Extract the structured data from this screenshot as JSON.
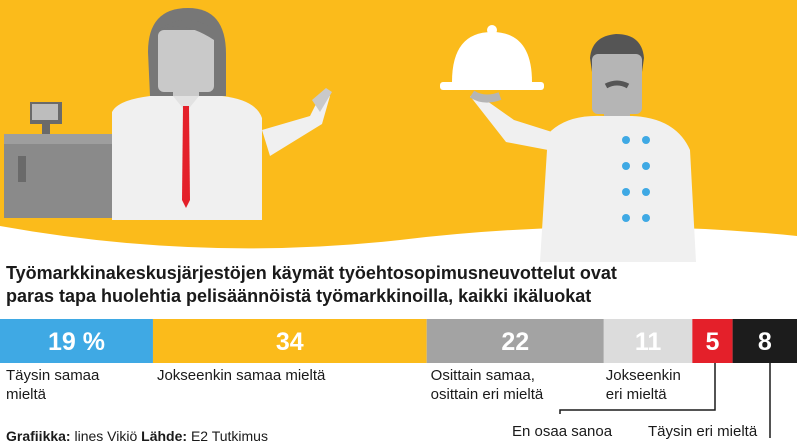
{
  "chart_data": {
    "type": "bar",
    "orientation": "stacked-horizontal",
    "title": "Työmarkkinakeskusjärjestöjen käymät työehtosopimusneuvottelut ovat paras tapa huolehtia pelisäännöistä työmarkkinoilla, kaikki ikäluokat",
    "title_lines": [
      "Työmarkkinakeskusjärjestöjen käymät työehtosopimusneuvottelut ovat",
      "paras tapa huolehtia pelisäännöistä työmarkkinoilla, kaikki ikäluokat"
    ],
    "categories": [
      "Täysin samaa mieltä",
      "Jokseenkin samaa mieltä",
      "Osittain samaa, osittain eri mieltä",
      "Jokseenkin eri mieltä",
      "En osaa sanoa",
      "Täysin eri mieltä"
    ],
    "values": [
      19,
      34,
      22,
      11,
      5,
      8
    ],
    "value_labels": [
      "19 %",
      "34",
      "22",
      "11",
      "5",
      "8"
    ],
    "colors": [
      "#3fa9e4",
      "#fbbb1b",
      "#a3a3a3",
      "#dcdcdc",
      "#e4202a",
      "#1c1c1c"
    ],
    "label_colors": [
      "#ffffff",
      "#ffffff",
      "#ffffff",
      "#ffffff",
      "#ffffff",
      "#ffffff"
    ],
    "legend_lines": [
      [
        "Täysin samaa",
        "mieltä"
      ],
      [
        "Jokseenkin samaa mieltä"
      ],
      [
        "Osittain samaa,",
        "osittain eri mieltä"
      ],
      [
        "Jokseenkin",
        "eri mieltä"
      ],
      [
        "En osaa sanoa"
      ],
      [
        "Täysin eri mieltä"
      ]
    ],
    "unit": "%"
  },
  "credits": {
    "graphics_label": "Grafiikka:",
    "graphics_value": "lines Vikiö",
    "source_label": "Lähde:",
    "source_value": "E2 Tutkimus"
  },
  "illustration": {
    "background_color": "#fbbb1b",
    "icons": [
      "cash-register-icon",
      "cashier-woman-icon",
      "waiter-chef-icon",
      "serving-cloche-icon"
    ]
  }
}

********

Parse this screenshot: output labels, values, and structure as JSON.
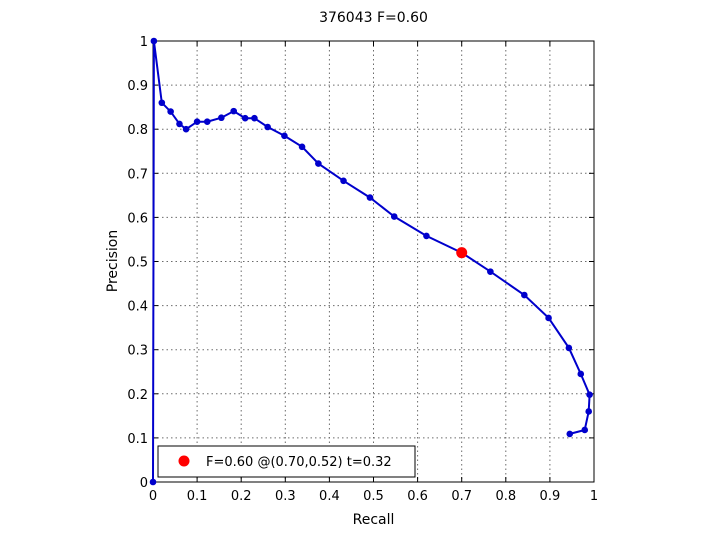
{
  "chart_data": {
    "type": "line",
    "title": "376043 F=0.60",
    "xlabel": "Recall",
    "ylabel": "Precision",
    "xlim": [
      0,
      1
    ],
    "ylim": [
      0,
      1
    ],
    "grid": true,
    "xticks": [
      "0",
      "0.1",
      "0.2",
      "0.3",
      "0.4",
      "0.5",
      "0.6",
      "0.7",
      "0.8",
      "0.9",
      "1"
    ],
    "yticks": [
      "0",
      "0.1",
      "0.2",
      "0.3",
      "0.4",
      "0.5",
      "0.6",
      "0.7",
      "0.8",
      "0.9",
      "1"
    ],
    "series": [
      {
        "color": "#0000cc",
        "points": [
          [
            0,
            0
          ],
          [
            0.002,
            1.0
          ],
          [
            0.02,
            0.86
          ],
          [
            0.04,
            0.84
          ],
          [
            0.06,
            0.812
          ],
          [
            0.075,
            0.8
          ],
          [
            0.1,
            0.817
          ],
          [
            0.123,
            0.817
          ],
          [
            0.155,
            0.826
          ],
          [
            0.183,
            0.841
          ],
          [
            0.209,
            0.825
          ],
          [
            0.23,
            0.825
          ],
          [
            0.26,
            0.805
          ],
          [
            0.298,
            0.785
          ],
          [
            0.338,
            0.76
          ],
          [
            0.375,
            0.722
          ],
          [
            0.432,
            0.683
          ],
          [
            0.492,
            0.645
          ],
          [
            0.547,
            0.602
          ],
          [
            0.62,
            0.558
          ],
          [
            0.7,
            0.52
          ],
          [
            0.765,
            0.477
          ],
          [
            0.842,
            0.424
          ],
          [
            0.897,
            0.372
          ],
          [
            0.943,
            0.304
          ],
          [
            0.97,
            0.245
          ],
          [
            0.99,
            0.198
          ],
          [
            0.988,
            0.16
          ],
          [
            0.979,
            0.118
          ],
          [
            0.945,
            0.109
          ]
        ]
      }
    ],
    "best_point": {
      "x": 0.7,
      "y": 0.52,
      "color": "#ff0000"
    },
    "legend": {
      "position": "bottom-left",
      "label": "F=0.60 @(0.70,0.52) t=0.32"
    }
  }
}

********

Work required
Scan the listing above and copy all lines containing the word "this".

Solution
Extract the structured data from this screenshot as JSON.
Parse this screenshot: output labels, values, and structure as JSON.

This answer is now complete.